Transcribe the material verbatim in full; the pictures do not belong in the copy.

***** DATA EXTRACT *****

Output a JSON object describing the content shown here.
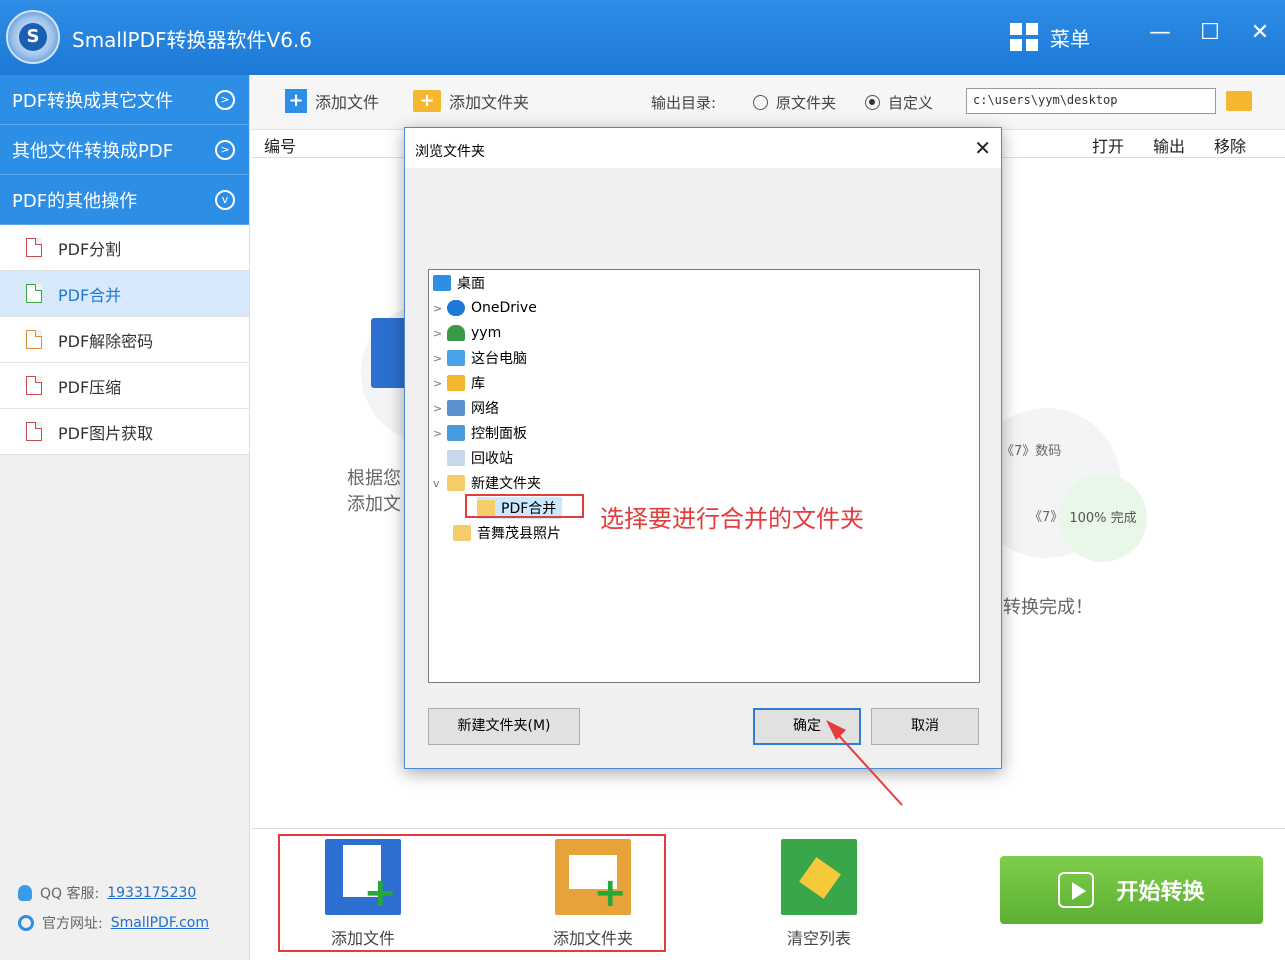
{
  "app": {
    "title": "SmallPDF转换器软件V6.6",
    "menu_label": "菜单",
    "logo_letter": "S"
  },
  "window_controls": {
    "minimize": "—",
    "maximize": "☐",
    "close": "✕"
  },
  "sidebar": {
    "categories": [
      {
        "label": "PDF转换成其它文件",
        "icon": "chevron-right-circle-icon"
      },
      {
        "label": "其他文件转换成PDF",
        "icon": "chevron-right-circle-icon"
      },
      {
        "label": "PDF的其他操作",
        "icon": "chevron-down-circle-icon"
      }
    ],
    "items": [
      {
        "label": "PDF分割"
      },
      {
        "label": "PDF合并",
        "active": true
      },
      {
        "label": "PDF解除密码"
      },
      {
        "label": "PDF压缩"
      },
      {
        "label": "PDF图片获取"
      }
    ],
    "contact": {
      "qq_label": "QQ 客服:",
      "qq_number": "1933175230",
      "site_label": "官方网址:",
      "site_url": "SmallPDF.com"
    }
  },
  "toolbar": {
    "add_file": "添加文件",
    "add_folder": "添加文件夹",
    "output_dir_label": "输出目录:",
    "radio_original": "原文件夹",
    "radio_custom": "自定义",
    "selected_radio": "自定义",
    "path_value": "c:\\users\\yym\\desktop"
  },
  "list_header": {
    "number": "编号",
    "open": "打开",
    "output": "输出",
    "remove": "移除"
  },
  "empty_state": {
    "left_line1": "根据您",
    "left_line2": "添加文",
    "right_row1": "《7》数码",
    "right_row2": "《7》",
    "progress": "100%  完成",
    "right_caption": "转换完成！"
  },
  "bottom_bar": {
    "add_file": "添加文件",
    "add_folder": "添加文件夹",
    "clear_list": "清空列表",
    "start": "开始转换"
  },
  "dialog": {
    "title": "浏览文件夹",
    "close": "✕",
    "tree": [
      {
        "label": "桌面",
        "level": 0,
        "icon": "desktop-icon",
        "chevron": ""
      },
      {
        "label": "OneDrive",
        "level": 1,
        "icon": "cloud-icon",
        "chevron": ">"
      },
      {
        "label": "yym",
        "level": 1,
        "icon": "user-icon",
        "chevron": ">"
      },
      {
        "label": "这台电脑",
        "level": 1,
        "icon": "computer-icon",
        "chevron": ">"
      },
      {
        "label": "库",
        "level": 1,
        "icon": "library-icon",
        "chevron": ">"
      },
      {
        "label": "网络",
        "level": 1,
        "icon": "network-icon",
        "chevron": ">"
      },
      {
        "label": "控制面板",
        "level": 1,
        "icon": "control-panel-icon",
        "chevron": ">"
      },
      {
        "label": "回收站",
        "level": 1,
        "icon": "recycle-bin-icon",
        "chevron": ""
      },
      {
        "label": "新建文件夹",
        "level": 1,
        "icon": "folder-icon",
        "chevron": "v"
      },
      {
        "label": "PDF合并",
        "level": 2,
        "icon": "folder-icon",
        "chevron": "",
        "selected": true
      },
      {
        "label": "音舞茂县照片",
        "level": 1,
        "icon": "folder-icon",
        "chevron": ""
      }
    ],
    "annotation": "选择要进行合并的文件夹",
    "new_folder_button": "新建文件夹(M)",
    "ok_button": "确定",
    "cancel_button": "取消"
  },
  "colors": {
    "brand_blue": "#2d8ee6",
    "annotation_red": "#e43c3c",
    "start_green": "#6cbf3c"
  }
}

*****

### [EXPECTED ANSWER]
Output a JSON object describing the content shown here.
{
  "app": {
    "title": "SmallPDF转换器软件V6.6",
    "menu_label": "菜单",
    "logo_letter": "S"
  },
  "window_controls": {
    "minimize": "—",
    "maximize": "☐",
    "close": "✕"
  },
  "sidebar": {
    "categories": [
      {
        "label": "PDF转换成其它文件",
        "icon": "chevron-right-circle-icon"
      },
      {
        "label": "其他文件转换成PDF",
        "icon": "chevron-right-circle-icon"
      },
      {
        "label": "PDF的其他操作",
        "icon": "chevron-down-circle-icon"
      }
    ],
    "items": [
      {
        "label": "PDF分割"
      },
      {
        "label": "PDF合并",
        "active": true
      },
      {
        "label": "PDF解除密码"
      },
      {
        "label": "PDF压缩"
      },
      {
        "label": "PDF图片获取"
      }
    ],
    "contact": {
      "qq_label": "QQ 客服:",
      "qq_number": "1933175230",
      "site_label": "官方网址:",
      "site_url": "SmallPDF.com"
    }
  },
  "toolbar": {
    "add_file": "添加文件",
    "add_folder": "添加文件夹",
    "output_dir_label": "输出目录:",
    "radio_original": "原文件夹",
    "radio_custom": "自定义",
    "selected_radio": "自定义",
    "path_value": "c:\\users\\yym\\desktop"
  },
  "list_header": {
    "number": "编号",
    "open": "打开",
    "output": "输出",
    "remove": "移除"
  },
  "empty_state": {
    "left_line1": "根据您",
    "left_line2": "添加文",
    "right_row1": "《7》数码",
    "right_row2": "《7》",
    "progress": "100%  完成",
    "right_caption": "转换完成！"
  },
  "bottom_bar": {
    "add_file": "添加文件",
    "add_folder": "添加文件夹",
    "clear_list": "清空列表",
    "start": "开始转换"
  },
  "dialog": {
    "title": "浏览文件夹",
    "close": "✕",
    "tree": [
      {
        "label": "桌面",
        "level": 0,
        "icon": "desktop-icon",
        "chevron": ""
      },
      {
        "label": "OneDrive",
        "level": 1,
        "icon": "cloud-icon",
        "chevron": ">"
      },
      {
        "label": "yym",
        "level": 1,
        "icon": "user-icon",
        "chevron": ">"
      },
      {
        "label": "这台电脑",
        "level": 1,
        "icon": "computer-icon",
        "chevron": ">"
      },
      {
        "label": "库",
        "level": 1,
        "icon": "library-icon",
        "chevron": ">"
      },
      {
        "label": "网络",
        "level": 1,
        "icon": "network-icon",
        "chevron": ">"
      },
      {
        "label": "控制面板",
        "level": 1,
        "icon": "control-panel-icon",
        "chevron": ">"
      },
      {
        "label": "回收站",
        "level": 1,
        "icon": "recycle-bin-icon",
        "chevron": ""
      },
      {
        "label": "新建文件夹",
        "level": 1,
        "icon": "folder-icon",
        "chevron": "v"
      },
      {
        "label": "PDF合并",
        "level": 2,
        "icon": "folder-icon",
        "chevron": "",
        "selected": true
      },
      {
        "label": "音舞茂县照片",
        "level": 1,
        "icon": "folder-icon",
        "chevron": ""
      }
    ],
    "annotation": "选择要进行合并的文件夹",
    "new_folder_button": "新建文件夹(M)",
    "ok_button": "确定",
    "cancel_button": "取消"
  },
  "colors": {
    "brand_blue": "#2d8ee6",
    "annotation_red": "#e43c3c",
    "start_green": "#6cbf3c"
  }
}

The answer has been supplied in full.